§ **Exercise details**: In the records below, some lines contain the word "positive". Copy each of them.

§ **Provided information**:
[Start of Attachment]
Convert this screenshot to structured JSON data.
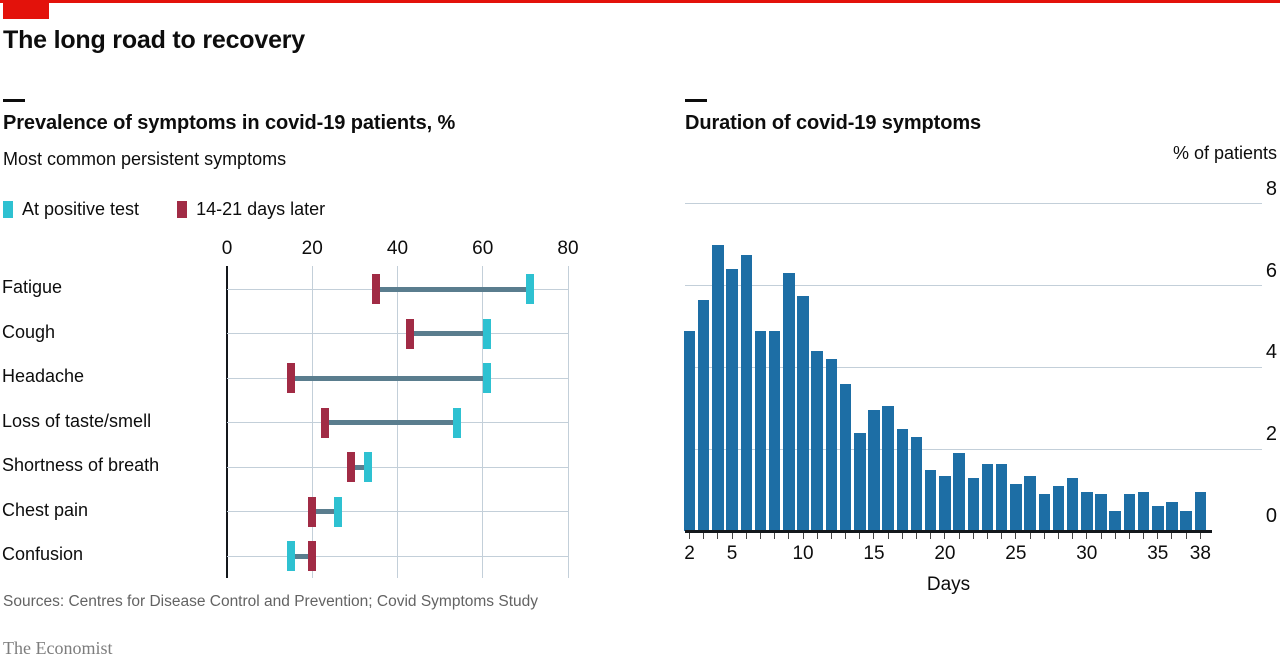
{
  "header": {
    "title": "The long road to recovery"
  },
  "footer": {
    "sources": "Sources: Centres for Disease Control and Prevention; Covid Symptoms Study",
    "brand": "The Economist"
  },
  "colors": {
    "accent_red": "#E3120B",
    "cyan": "#2EC1D1",
    "crimson": "#A12B45",
    "bar_blue": "#1D6EA5",
    "connector": "#5A7D8E",
    "gridline": "#C3CFD9",
    "axis_dark": "#14181C",
    "tick": "#444444",
    "text": "#0D0D0D",
    "muted": "#636363"
  },
  "chart_data": [
    {
      "type": "dumbbell",
      "title": "Prevalence of symptoms in covid-19 patients, %",
      "subtitle": "Most common persistent symptoms",
      "legend": [
        {
          "label": "At positive test",
          "color_key": "cyan"
        },
        {
          "label": "14-21 days later",
          "color_key": "crimson"
        }
      ],
      "x_ticks": [
        0,
        20,
        40,
        60,
        80
      ],
      "xlim": [
        0,
        80
      ],
      "grid": true,
      "categories": [
        "Fatigue",
        "Cough",
        "Headache",
        "Loss of taste/smell",
        "Shortness of breath",
        "Chest pain",
        "Confusion"
      ],
      "series": [
        {
          "name": "At positive test",
          "values": [
            71,
            61,
            61,
            54,
            33,
            26,
            15
          ]
        },
        {
          "name": "14-21 days later",
          "values": [
            35,
            43,
            15,
            23,
            29,
            20,
            20
          ]
        }
      ]
    },
    {
      "type": "bar",
      "title": "Duration of covid-19 symptoms",
      "ylabel": "% of patients",
      "xlabel": "Days",
      "ylim": [
        0,
        8
      ],
      "y_ticks": [
        8,
        6,
        4,
        2,
        0
      ],
      "grid": true,
      "x_tick_labels": [
        2,
        5,
        10,
        15,
        20,
        25,
        30,
        35,
        38
      ],
      "x": [
        2,
        3,
        4,
        5,
        6,
        7,
        8,
        9,
        10,
        11,
        12,
        13,
        14,
        15,
        16,
        17,
        18,
        19,
        20,
        21,
        22,
        23,
        24,
        25,
        26,
        27,
        28,
        29,
        30,
        31,
        32,
        33,
        34,
        35,
        36,
        37,
        38
      ],
      "values": [
        4.9,
        5.65,
        7.0,
        6.4,
        6.75,
        4.9,
        4.9,
        6.3,
        5.75,
        4.4,
        4.2,
        3.6,
        2.4,
        2.95,
        3.05,
        2.5,
        2.3,
        1.5,
        1.35,
        1.9,
        1.3,
        1.65,
        1.65,
        1.15,
        1.35,
        0.9,
        1.1,
        1.3,
        0.95,
        0.9,
        0.5,
        0.9,
        0.95,
        0.6,
        0.7,
        0.5,
        0.95
      ]
    }
  ]
}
[End of Attachment]
§ **Solved exercise**:
          "label": "At positive test",
          "name": "At positive test",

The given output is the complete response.